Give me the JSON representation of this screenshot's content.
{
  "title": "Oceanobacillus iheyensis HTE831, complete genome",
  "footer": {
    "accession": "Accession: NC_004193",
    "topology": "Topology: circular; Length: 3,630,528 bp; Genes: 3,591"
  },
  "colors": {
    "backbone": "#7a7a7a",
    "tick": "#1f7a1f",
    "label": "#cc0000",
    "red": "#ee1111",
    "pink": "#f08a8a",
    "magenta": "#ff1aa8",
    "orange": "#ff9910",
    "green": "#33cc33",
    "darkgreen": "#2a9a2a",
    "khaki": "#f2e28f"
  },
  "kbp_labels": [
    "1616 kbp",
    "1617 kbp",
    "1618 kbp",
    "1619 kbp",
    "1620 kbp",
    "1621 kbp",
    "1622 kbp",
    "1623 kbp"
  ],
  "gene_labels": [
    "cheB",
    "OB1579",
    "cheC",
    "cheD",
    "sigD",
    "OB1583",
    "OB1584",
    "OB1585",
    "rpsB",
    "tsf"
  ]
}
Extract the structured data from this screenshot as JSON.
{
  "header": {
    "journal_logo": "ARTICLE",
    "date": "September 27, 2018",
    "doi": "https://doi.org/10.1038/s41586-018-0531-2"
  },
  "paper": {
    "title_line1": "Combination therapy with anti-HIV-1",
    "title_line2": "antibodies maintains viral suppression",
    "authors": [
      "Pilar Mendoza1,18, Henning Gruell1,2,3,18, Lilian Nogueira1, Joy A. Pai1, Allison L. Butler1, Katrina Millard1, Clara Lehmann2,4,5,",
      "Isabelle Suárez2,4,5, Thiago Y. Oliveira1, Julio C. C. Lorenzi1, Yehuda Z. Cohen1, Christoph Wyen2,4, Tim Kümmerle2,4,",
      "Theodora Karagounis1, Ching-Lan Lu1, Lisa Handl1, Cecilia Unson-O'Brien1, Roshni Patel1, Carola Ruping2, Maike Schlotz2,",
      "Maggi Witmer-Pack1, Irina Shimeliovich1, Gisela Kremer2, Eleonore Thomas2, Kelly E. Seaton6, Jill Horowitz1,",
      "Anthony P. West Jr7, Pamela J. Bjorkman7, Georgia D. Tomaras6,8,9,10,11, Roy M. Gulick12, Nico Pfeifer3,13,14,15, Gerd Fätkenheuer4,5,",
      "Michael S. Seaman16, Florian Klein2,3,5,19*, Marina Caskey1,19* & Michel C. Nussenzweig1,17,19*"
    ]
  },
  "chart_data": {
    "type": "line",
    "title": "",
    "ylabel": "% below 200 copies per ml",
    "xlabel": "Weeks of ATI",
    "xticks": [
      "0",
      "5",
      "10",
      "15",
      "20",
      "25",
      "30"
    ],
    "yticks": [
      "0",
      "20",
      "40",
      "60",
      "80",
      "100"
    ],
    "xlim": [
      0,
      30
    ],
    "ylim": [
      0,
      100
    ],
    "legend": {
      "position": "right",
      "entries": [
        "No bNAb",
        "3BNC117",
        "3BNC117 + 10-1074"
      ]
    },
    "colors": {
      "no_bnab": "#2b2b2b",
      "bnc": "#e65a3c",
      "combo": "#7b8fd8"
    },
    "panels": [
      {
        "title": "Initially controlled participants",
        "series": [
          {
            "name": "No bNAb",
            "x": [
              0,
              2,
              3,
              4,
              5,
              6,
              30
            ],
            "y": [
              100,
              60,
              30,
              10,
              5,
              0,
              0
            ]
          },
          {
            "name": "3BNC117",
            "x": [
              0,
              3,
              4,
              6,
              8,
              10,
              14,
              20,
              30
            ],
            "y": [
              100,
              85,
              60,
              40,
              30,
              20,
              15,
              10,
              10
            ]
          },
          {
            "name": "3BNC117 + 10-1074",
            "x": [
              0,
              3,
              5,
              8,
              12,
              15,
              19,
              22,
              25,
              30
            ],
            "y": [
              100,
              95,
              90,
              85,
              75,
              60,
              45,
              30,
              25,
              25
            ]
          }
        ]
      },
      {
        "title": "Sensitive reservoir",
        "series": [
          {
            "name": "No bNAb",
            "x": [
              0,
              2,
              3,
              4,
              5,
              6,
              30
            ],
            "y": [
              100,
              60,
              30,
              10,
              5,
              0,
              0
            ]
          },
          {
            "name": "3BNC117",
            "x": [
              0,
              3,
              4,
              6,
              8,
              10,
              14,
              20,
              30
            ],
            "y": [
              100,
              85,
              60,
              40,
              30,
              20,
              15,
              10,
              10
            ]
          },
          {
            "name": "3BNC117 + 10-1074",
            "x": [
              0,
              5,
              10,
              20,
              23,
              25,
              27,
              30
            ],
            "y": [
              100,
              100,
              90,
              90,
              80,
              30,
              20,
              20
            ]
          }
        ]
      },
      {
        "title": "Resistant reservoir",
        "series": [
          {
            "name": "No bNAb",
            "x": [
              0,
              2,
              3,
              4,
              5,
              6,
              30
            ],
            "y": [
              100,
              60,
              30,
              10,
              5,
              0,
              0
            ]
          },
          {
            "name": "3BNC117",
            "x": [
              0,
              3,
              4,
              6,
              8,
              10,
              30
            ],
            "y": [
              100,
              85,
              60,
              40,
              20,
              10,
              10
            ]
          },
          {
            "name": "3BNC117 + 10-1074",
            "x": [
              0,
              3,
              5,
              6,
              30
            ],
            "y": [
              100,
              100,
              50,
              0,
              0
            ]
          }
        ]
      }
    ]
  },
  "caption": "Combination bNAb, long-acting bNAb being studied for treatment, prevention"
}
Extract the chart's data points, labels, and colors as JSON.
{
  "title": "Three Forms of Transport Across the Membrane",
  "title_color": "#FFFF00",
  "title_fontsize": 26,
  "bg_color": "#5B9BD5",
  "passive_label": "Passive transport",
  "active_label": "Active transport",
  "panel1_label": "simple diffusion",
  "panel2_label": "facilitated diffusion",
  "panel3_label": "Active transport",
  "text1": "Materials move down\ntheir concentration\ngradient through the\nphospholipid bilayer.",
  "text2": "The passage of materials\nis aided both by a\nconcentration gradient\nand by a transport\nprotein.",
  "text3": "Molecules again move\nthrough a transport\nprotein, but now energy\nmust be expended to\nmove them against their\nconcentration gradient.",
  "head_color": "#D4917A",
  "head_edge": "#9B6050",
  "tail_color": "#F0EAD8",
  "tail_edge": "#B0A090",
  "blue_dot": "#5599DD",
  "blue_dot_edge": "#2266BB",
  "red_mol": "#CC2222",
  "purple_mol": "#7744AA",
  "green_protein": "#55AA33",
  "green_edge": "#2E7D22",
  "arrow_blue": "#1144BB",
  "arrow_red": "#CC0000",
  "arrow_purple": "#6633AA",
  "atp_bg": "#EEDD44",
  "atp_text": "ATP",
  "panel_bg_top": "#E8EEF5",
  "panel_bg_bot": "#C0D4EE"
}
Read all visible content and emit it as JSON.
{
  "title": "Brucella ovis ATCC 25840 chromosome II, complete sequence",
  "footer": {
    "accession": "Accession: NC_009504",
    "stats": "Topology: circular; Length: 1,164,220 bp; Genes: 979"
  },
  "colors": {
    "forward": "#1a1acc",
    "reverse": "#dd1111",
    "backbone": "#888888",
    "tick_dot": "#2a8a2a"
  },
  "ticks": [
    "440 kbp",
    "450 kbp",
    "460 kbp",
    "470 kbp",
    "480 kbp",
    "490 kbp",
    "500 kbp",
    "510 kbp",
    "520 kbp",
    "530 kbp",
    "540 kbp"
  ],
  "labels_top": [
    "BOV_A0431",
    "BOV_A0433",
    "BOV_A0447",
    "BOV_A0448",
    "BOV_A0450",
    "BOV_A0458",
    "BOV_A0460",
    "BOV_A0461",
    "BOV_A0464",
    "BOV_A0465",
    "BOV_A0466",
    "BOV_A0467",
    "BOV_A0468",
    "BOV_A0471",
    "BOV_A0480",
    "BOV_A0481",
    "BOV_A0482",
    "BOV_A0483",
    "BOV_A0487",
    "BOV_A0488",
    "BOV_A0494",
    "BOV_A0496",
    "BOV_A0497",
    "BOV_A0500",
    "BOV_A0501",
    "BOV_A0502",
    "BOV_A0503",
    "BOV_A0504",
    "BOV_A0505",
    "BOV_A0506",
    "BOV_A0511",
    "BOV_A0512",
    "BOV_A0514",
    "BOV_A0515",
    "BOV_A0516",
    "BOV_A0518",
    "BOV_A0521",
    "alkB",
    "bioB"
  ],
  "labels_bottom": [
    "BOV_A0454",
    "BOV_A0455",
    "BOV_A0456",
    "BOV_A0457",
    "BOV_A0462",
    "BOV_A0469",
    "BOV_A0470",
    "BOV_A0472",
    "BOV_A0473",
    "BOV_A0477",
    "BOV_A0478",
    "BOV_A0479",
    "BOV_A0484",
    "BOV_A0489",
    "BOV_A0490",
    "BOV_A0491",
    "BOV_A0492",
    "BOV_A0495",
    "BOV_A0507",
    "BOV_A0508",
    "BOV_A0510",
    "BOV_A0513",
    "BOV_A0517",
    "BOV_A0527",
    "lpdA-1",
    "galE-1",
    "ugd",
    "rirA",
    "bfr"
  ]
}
----------------------------------------
● **Your task**: Lines containing the word "screenshot" must all be returned from the material above.

● **Answer to this problem**:
Give me the JSON representation of this screenshot's content.
Extract the structured data from this screenshot as JSON.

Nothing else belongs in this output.